Find the lines of data that contain the string "object", then list them.

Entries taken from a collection
* BEGIN *

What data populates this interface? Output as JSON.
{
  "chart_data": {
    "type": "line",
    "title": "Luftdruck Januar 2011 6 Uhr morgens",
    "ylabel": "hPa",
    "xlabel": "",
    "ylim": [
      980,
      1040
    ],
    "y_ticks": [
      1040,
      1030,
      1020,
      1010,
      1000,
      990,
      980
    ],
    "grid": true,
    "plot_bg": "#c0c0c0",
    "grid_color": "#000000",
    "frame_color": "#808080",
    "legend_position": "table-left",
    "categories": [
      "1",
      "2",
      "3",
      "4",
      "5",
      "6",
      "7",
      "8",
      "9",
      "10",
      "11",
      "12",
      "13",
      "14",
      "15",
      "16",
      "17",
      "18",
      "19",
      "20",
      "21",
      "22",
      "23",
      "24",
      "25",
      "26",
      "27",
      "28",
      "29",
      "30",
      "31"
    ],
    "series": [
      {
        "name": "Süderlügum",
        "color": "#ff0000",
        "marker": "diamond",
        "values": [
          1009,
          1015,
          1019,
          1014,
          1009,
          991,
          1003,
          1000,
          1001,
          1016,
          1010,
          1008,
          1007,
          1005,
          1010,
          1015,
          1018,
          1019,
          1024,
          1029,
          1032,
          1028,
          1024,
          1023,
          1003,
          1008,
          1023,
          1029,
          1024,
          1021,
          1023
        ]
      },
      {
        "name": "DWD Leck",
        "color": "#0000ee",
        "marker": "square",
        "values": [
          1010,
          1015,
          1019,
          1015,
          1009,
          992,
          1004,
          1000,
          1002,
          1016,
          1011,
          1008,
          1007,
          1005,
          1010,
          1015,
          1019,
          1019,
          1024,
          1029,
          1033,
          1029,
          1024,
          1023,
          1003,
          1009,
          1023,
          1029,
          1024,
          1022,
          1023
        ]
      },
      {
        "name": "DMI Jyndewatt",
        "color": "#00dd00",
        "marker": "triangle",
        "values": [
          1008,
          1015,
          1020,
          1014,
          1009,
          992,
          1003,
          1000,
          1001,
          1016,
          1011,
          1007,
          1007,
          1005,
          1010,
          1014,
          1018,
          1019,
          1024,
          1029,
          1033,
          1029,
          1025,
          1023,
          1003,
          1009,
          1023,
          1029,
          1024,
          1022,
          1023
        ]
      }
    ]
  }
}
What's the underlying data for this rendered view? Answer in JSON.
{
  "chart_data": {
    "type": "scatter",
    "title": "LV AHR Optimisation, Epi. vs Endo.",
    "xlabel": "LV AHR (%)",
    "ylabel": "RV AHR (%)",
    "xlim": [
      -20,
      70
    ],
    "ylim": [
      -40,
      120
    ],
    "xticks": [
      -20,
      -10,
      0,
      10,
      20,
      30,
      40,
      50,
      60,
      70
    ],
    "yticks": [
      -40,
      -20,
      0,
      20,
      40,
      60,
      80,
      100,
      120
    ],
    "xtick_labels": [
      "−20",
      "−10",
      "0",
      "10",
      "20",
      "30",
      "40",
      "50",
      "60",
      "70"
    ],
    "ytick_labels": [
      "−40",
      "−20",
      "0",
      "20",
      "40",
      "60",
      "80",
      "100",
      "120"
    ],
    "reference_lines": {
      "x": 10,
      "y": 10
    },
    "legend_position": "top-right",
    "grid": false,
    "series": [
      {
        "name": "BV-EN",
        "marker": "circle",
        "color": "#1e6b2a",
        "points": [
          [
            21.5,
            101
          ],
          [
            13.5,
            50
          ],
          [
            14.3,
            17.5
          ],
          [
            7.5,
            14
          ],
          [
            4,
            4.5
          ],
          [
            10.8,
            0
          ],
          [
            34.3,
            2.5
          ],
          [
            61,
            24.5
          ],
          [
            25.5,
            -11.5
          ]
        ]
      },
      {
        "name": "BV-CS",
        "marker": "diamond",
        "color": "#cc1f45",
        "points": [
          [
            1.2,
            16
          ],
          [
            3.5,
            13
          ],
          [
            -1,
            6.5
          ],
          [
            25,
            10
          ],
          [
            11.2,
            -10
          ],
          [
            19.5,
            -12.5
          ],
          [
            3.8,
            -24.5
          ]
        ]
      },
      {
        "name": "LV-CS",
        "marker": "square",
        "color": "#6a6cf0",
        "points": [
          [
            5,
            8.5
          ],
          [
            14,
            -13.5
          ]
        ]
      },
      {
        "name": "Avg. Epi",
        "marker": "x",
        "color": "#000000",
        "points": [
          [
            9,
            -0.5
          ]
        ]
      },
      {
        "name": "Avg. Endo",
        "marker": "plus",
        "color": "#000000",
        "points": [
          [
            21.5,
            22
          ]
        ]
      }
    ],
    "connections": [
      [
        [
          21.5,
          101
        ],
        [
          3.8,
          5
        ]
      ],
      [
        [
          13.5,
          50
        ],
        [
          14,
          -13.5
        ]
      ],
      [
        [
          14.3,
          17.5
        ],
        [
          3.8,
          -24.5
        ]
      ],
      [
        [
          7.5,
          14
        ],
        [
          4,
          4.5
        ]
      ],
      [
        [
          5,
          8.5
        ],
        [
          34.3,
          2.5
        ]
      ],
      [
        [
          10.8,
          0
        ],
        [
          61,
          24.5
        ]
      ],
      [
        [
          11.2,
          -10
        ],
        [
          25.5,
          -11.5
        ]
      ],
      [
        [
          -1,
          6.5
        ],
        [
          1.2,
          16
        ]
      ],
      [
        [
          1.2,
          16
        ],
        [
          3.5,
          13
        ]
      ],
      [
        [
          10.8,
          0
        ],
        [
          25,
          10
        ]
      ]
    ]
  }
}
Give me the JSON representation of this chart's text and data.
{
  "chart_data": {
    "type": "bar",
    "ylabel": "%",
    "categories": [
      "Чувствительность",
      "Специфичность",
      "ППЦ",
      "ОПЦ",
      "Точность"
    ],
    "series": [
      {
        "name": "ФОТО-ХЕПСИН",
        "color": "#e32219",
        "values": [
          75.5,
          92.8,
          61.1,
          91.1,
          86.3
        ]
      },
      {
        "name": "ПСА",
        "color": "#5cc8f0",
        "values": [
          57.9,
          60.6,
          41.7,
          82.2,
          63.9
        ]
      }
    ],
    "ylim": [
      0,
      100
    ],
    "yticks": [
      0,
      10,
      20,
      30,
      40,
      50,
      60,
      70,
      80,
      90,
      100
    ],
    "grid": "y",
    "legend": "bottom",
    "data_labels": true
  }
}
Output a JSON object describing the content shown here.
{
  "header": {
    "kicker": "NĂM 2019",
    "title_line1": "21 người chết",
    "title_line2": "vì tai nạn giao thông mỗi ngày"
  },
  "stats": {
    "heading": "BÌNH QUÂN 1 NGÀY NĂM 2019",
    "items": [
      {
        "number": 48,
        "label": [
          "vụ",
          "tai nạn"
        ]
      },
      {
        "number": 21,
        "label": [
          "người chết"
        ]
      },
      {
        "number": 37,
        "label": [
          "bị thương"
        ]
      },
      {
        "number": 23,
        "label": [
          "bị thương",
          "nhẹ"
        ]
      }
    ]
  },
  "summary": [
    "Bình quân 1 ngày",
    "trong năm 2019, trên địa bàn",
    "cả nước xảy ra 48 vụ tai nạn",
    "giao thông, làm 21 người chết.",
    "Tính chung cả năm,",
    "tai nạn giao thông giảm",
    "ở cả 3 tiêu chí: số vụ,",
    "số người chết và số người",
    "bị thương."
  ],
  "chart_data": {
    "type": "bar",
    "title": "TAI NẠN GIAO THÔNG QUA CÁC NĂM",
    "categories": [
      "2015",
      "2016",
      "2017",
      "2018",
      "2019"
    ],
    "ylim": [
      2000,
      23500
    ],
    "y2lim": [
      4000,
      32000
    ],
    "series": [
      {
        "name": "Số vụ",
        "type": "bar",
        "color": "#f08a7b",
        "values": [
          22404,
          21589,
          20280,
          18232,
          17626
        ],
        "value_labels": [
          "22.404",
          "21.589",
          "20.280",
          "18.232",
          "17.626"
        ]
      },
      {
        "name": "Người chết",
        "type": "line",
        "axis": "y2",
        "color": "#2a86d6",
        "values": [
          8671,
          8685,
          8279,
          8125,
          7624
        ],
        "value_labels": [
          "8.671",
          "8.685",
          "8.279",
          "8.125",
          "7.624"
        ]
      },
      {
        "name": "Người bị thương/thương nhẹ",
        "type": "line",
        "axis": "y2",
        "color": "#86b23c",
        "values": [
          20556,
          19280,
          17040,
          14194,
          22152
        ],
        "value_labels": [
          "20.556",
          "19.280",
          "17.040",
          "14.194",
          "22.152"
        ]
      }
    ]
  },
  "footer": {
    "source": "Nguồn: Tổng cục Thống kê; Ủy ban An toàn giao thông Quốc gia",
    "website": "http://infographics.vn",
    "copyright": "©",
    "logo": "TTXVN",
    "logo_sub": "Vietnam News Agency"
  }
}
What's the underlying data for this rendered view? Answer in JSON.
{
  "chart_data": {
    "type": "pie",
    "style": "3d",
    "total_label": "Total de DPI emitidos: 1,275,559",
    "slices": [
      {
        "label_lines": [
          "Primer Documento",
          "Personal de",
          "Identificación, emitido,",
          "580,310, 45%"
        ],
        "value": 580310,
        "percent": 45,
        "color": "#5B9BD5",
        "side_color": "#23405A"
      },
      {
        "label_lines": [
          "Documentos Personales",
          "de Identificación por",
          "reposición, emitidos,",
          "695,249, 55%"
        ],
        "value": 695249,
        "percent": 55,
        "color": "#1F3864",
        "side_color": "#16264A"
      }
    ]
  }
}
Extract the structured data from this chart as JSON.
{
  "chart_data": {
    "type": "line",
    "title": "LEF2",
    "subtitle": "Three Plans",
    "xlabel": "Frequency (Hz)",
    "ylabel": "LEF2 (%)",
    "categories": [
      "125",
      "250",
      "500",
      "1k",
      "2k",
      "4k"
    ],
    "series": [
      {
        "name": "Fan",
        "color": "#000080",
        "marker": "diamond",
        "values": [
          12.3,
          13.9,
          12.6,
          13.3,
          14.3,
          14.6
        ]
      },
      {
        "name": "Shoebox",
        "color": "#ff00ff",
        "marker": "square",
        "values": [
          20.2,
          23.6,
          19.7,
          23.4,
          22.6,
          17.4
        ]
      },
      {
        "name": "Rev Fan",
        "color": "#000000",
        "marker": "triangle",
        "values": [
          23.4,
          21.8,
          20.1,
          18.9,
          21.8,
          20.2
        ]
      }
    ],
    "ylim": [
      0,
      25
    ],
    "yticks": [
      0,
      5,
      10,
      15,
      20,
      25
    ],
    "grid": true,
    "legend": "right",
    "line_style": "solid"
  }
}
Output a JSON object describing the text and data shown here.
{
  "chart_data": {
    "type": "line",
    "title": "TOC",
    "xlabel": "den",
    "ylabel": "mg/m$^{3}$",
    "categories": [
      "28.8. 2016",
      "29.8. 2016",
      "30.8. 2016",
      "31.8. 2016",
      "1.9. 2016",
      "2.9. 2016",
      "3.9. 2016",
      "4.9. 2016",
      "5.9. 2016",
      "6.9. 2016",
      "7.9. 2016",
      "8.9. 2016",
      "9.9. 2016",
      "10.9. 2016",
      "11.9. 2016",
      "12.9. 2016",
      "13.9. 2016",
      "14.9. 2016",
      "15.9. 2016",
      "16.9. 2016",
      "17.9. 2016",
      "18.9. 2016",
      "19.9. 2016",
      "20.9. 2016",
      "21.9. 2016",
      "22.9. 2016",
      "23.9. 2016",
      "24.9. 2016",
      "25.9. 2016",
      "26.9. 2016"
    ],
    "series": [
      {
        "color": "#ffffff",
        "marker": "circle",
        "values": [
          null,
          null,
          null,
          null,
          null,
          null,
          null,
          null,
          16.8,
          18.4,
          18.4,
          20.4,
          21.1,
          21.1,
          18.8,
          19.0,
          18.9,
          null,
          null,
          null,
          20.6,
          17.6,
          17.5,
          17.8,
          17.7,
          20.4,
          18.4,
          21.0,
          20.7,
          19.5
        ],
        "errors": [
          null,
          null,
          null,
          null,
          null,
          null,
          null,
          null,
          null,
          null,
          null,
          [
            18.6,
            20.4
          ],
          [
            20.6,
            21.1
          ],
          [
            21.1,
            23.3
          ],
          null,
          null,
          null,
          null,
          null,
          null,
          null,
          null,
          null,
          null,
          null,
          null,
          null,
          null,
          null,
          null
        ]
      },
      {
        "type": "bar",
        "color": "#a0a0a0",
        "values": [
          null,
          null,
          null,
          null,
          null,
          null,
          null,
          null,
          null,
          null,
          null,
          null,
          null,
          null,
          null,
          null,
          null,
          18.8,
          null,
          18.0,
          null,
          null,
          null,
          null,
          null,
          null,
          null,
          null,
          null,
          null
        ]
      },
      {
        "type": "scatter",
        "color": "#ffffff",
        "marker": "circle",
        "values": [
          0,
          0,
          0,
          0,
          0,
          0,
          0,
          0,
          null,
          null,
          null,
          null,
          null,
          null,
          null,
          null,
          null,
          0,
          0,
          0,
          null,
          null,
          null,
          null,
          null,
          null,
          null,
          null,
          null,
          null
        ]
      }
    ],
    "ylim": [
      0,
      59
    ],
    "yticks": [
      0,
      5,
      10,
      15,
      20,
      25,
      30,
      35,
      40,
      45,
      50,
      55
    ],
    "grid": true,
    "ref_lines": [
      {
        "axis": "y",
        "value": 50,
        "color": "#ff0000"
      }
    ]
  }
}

* END *

WRITTEN SOLUTION
Output a JSON object describing the content shown here.
Output a JSON object describing the text and data shown here.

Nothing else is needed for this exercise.